- _Sfida 1_
Copia alla lettera, dal brano sulla leadership politica, la parte che si apre con le parole "Però non trovi, in" e si chiude con "rappresentante e interprete?".
- _Sfida 2_
Nelle righe che seguono il brano, prendi il tratto che si apre con la riga contenente "clutter-cell bbox=[274, 254, 278, 258]" e si chiude con quella contenente "echo-cell bbox=[355, 248, 359, 254]", entrambe comprese. Trasformalo in un elenco numerato, saltando le righe vuote.

- _Brano selezionato_

☆ ☆ ☆

Secondo te il mondo lo cambiano più i leader, gli individui, o i popoli e le “masse” come si diceva prima?
«La mia cultura tende a pensare che sono i movimenti collettivi quelli che determinano i cambiamenti più profondi, più duraturi. Naturalmente la politica oggi è fortemente personalizzata, e ci vogliono leader in grado di interpretare questi movimenti collettivi: però un leader che non sia l’espressione di un movimento di fondo della società è un finto leader, e alla fine non produce nulla al di là delle sue fortune personali. Un leader che produce un cambiamento profondo nella società è la forma della leadership più moderna e più democratica. Quindi, sul tema della leadership io penso che si debba discutere e che dica delle cose molto sagge Pier Luigi Bersani quando dice “Noi dobbiamo ricostruire una dimensione collettiva dell’agire politico”. Un leader è il leader non perché scrive il suo nome sulla scheda al posto di un simbolo di partito. Un leader è il leader quando uno vede il simbolo di un partito e immediatamente sa chi c’è dietro, non c’è bisogno di scriverlo sopra. Questa forma esteriore della leadership, questa forma di personalizzazione che ha finito per cancellare la dimensione collettiva della politica, secondo me è dannosa.»

Però non trovi, in questo, che specularmente al centrodestra (dove hanno senz’altro un leader e invece una certa limitatezza di contenuti, progetti, visioni), il centrosinistra e il PD abbiano una tale ricchezza di contenuti, elaborazioni, visioni, progetti, programmi che forse appunto quello che gli manca è più veramente qualcuno che sappia esserne motore, modello, traino, guida, rappresentante e interprete?

☆ ☆ ☆

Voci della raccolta

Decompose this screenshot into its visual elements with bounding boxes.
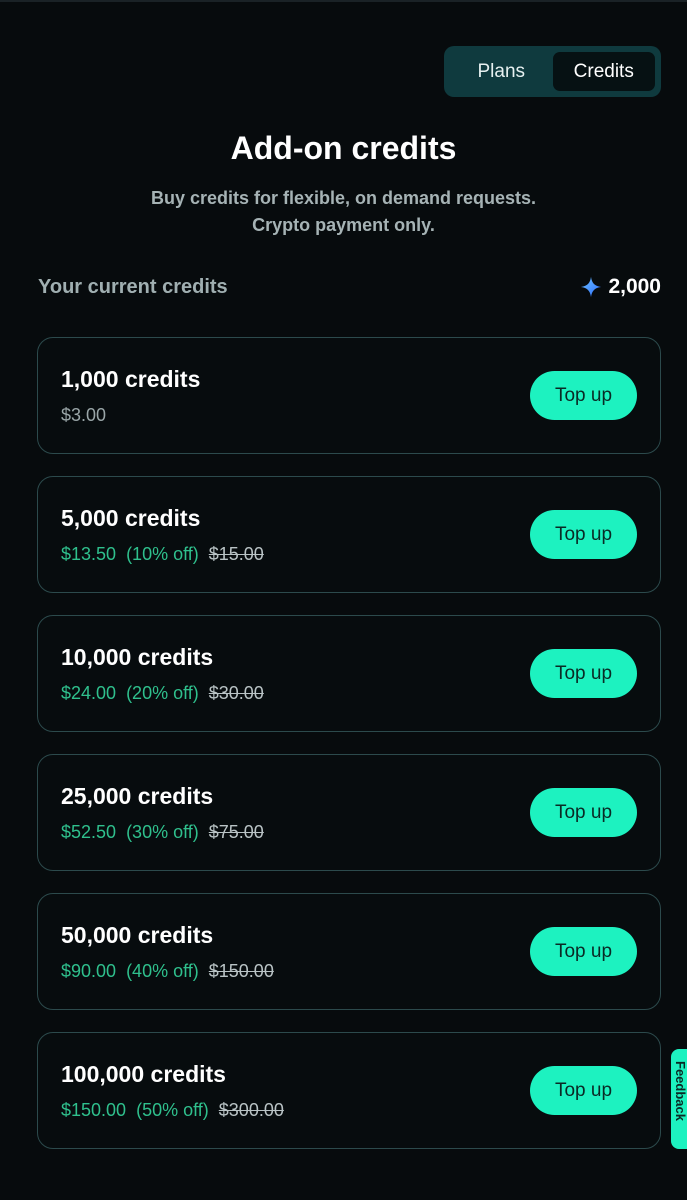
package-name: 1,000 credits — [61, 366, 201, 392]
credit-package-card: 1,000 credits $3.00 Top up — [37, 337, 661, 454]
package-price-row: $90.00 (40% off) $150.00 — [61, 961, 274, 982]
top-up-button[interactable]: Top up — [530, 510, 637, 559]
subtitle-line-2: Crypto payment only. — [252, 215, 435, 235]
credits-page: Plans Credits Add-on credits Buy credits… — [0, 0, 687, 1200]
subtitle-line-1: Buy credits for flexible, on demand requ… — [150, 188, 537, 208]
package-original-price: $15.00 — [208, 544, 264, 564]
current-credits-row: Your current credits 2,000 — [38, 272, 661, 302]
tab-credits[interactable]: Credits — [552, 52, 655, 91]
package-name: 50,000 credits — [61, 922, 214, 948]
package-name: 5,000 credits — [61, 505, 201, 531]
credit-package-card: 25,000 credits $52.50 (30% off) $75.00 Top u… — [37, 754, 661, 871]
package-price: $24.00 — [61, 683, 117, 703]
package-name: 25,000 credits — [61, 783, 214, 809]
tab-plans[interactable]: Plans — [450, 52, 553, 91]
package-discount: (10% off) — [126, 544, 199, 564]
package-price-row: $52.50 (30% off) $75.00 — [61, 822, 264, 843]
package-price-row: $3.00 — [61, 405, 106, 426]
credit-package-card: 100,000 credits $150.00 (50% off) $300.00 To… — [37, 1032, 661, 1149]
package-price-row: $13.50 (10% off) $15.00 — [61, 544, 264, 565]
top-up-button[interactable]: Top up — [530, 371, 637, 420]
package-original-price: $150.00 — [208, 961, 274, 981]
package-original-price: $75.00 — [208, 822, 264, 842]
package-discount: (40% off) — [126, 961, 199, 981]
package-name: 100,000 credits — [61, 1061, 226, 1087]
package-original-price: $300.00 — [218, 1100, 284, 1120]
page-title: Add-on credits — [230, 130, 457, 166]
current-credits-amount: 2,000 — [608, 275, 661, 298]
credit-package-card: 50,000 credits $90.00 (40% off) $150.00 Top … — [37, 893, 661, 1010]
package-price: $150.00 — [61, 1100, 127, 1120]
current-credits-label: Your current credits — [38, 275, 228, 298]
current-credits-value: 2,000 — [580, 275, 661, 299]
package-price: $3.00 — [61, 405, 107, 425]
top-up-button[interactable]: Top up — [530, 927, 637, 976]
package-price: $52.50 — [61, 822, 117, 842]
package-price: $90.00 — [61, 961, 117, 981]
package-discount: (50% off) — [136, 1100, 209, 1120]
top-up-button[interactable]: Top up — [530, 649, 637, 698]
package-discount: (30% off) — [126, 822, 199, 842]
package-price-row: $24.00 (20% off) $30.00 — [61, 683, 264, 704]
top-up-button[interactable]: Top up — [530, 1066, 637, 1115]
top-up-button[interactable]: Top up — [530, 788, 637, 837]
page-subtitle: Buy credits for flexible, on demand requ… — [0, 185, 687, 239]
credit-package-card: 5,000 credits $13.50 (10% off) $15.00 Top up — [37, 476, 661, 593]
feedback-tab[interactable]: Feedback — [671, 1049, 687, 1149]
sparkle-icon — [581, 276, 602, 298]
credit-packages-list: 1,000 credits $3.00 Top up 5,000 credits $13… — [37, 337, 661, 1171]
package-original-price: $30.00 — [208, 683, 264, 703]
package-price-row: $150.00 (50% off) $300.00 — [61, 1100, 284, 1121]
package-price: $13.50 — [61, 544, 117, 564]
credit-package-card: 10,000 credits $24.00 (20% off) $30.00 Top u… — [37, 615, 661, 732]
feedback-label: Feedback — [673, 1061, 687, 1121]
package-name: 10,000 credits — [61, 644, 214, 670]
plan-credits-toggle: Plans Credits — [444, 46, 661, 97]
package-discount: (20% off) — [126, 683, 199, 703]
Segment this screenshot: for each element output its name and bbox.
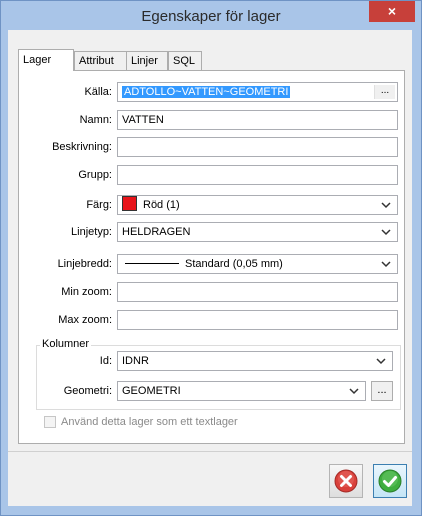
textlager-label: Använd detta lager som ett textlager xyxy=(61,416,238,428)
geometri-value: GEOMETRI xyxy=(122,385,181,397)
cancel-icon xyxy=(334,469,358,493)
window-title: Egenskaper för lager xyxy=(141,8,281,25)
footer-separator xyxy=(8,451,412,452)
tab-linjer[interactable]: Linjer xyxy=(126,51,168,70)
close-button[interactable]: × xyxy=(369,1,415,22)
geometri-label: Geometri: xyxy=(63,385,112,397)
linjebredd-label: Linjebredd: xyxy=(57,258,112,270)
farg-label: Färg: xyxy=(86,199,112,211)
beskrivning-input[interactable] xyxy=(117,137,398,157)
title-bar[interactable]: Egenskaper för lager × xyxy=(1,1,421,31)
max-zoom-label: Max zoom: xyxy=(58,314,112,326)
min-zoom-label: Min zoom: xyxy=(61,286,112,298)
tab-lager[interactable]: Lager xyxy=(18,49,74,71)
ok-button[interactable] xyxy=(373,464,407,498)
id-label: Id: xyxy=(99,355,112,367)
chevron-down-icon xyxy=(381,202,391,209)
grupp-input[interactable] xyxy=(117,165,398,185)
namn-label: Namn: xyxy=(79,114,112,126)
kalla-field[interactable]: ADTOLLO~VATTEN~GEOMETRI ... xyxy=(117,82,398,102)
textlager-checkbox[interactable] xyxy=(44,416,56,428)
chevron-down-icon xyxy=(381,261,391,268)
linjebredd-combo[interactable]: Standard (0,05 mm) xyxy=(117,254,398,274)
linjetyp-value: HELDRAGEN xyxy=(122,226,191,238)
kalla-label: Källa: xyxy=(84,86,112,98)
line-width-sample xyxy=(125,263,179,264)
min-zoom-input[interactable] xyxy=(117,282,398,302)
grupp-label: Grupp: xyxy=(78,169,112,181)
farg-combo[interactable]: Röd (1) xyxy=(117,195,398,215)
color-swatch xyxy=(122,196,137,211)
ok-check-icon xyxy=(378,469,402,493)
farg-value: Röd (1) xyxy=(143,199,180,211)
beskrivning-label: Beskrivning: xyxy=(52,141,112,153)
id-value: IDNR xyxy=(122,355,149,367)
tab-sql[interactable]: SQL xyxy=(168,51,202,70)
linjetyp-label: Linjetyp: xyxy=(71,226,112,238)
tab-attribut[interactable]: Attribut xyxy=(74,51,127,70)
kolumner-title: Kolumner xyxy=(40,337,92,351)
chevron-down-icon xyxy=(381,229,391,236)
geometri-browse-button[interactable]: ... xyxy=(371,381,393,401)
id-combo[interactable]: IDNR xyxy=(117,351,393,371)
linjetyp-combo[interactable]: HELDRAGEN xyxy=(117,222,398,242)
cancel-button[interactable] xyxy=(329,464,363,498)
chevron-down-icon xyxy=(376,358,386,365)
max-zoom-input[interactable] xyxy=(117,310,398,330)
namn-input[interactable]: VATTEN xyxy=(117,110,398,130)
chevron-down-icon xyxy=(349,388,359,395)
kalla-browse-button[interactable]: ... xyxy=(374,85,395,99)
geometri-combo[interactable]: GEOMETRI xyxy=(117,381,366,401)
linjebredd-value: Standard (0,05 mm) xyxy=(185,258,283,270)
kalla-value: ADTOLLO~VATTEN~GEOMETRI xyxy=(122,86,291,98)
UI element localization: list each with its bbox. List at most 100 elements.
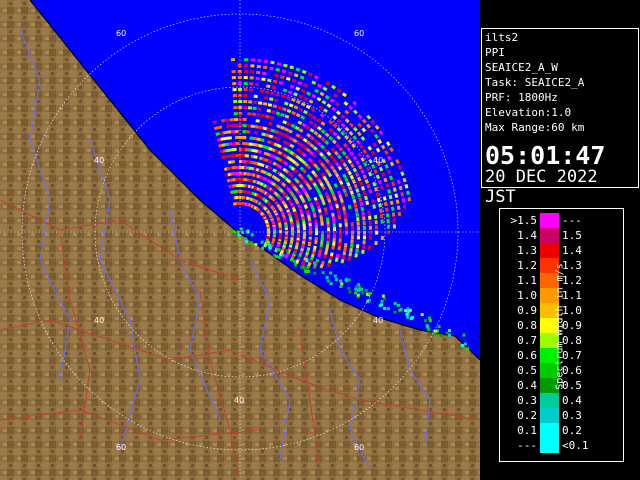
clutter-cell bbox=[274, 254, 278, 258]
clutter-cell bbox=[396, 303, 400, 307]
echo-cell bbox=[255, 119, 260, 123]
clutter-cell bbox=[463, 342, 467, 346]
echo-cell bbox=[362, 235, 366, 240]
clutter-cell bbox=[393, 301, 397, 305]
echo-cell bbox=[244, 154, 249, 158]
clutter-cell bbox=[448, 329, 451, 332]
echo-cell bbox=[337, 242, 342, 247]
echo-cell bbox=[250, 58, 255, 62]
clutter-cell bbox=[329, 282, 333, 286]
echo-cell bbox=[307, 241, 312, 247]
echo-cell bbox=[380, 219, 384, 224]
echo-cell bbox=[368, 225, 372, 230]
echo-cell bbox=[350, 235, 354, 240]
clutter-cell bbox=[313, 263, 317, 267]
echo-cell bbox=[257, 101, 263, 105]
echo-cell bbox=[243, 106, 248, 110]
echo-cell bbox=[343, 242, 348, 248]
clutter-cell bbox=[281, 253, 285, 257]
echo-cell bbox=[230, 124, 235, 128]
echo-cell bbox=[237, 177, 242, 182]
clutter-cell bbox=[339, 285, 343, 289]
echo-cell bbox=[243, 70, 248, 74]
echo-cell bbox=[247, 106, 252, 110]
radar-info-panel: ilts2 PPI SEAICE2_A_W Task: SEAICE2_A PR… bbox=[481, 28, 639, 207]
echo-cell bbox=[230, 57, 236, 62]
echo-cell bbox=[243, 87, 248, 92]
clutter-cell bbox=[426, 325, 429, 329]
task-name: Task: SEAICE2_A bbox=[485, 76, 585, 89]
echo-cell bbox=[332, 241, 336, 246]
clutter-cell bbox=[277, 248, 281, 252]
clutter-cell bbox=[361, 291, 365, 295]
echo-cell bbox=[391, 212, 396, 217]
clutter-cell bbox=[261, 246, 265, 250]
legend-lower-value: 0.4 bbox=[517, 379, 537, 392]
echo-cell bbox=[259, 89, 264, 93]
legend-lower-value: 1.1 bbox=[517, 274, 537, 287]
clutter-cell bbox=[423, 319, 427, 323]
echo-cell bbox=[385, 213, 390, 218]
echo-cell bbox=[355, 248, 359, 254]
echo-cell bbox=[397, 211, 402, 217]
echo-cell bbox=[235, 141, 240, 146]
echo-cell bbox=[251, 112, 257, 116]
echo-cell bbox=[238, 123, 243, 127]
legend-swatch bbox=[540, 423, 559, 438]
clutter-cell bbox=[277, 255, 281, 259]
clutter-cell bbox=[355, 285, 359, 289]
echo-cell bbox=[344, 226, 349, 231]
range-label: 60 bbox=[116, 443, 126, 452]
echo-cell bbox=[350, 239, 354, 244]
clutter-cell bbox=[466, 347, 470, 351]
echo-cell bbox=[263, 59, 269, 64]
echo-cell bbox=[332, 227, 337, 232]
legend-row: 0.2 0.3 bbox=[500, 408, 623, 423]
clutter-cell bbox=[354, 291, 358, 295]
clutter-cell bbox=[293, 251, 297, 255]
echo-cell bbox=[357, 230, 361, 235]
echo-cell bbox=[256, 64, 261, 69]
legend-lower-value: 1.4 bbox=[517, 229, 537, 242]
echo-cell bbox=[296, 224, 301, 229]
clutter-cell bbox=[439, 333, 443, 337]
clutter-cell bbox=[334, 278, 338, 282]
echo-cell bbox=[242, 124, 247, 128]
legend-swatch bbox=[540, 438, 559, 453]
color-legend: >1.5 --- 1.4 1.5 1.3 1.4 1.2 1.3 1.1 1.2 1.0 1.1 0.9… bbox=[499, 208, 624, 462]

☆ ☆ ☆

- _Risposta corretta 1_
Però non trovi, in questo, che specularmente al centrodestra (dove hanno senz’altro un leader e invece una certa limitatezza di contenuti, progetti, visioni), il centrosinistra e il PD abbiano una tale ricchezza di contenuti, elaborazioni, visioni, progetti, programmi che forse appunto quello che gli manca è più veramente qualcuno che sappia esserne motore, modello, traino, guida, rappresentante e interprete?

- _Risposta corretta 2_
1. clutter-cell bbox=[274, 254, 278, 258]
2. clutter-cell bbox=[396, 303, 400, 307]
3. echo-cell bbox=[255, 119, 260, 123]
4. clutter-cell bbox=[463, 342, 467, 346]
5. echo-cell bbox=[362, 235, 366, 240]
6. clutter-cell bbox=[393, 301, 397, 305]
7. echo-cell bbox=[244, 154, 249, 158]
8. clutter-cell bbox=[448, 329, 451, 332]
9. echo-cell bbox=[337, 242, 342, 247]
10. echo-cell bbox=[250, 58, 255, 62]
11. clutter-cell bbox=[329, 282, 333, 286]
12. echo-cell bbox=[307, 241, 312, 247]
13. echo-cell bbox=[380, 219, 384, 224]
14. echo-cell bbox=[368, 225, 372, 230]
15. echo-cell bbox=[350, 235, 354, 240]
16. clutter-cell bbox=[313, 263, 317, 267]
17. echo-cell bbox=[257, 101, 263, 105]
18. echo-cell bbox=[243, 106, 248, 110]
19. echo-cell bbox=[343, 242, 348, 248]
20. clutter-cell bbox=[281, 253, 285, 257]
21. echo-cell bbox=[230, 124, 235, 128]
22. echo-cell bbox=[237, 177, 242, 182]
23. clutter-cell bbox=[339, 285, 343, 289]
24. echo-cell bbox=[243, 70, 248, 74]
25. echo-cell bbox=[247, 106, 252, 110]
26. radar-info-panel: ilts2 PPI SEAICE2_A_W Task: SEAICE2_A PR… bbox=[481, 28, 639, 207]
27. echo-cell bbox=[230, 57, 236, 62]
28. echo-cell bbox=[243, 87, 248, 92]
29. clutter-cell bbox=[426, 325, 429, 329]
30. task-name: Task: SEAICE2_A bbox=[485, 76, 585, 89]
31. echo-cell bbox=[332, 241, 336, 246]
32. clutter-cell bbox=[277, 248, 281, 252]
33. clutter-cell bbox=[361, 291, 365, 295]
34. echo-cell bbox=[391, 212, 396, 217]
35. clutter-cell bbox=[261, 246, 265, 250]
36. legend-lower-value: 0.4 bbox=[517, 379, 537, 392]
37. echo-cell bbox=[259, 89, 264, 93]
38. legend-lower-value: 1.1 bbox=[517, 274, 537, 287]
39. clutter-cell bbox=[423, 319, 427, 323]
40. echo-cell bbox=[385, 213, 390, 218]
41. echo-cell bbox=[355, 248, 359, 254]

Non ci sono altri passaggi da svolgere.